» AVAILABLE RECORDS:
## BEGIN

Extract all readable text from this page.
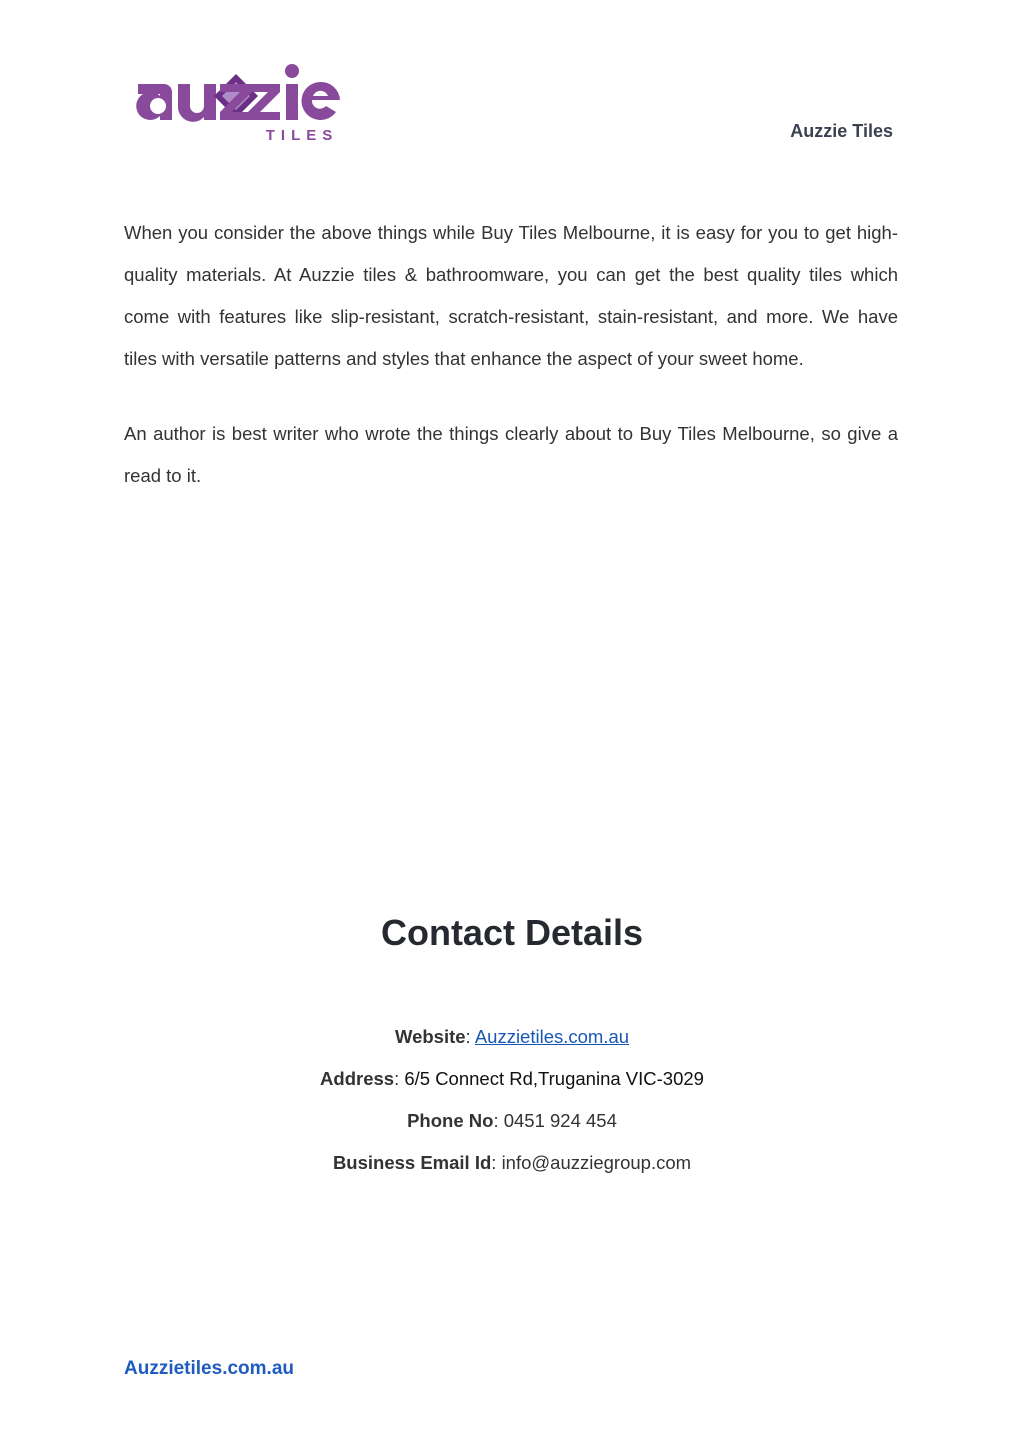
TILES	Auzzie Tiles

When you consider the above things while Buy Tiles Melbourne, it is easy for you to get high-quality materials. At Auzzie tiles & bathroomware, you can get the best quality tiles which come with features like slip-resistant, scratch-resistant, stain-resistant, and more. We have tiles with versatile patterns and styles that enhance the aspect of your sweet home.

An author is best writer who wrote the things clearly about to Buy Tiles Melbourne, so give a read to it.

Contact Details
Website: Auzzietiles.com.au
Address: 6/5 Connect Rd,Truganina VIC-3029
Phone No: 0451 924 454
Business Email Id: info@auzziegroup.com
Auzzietiles.com.au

## END

» TASK STATEMENT: Give only the number of lines in the listing above that include the string "best".

» ANSWER BELOW: 2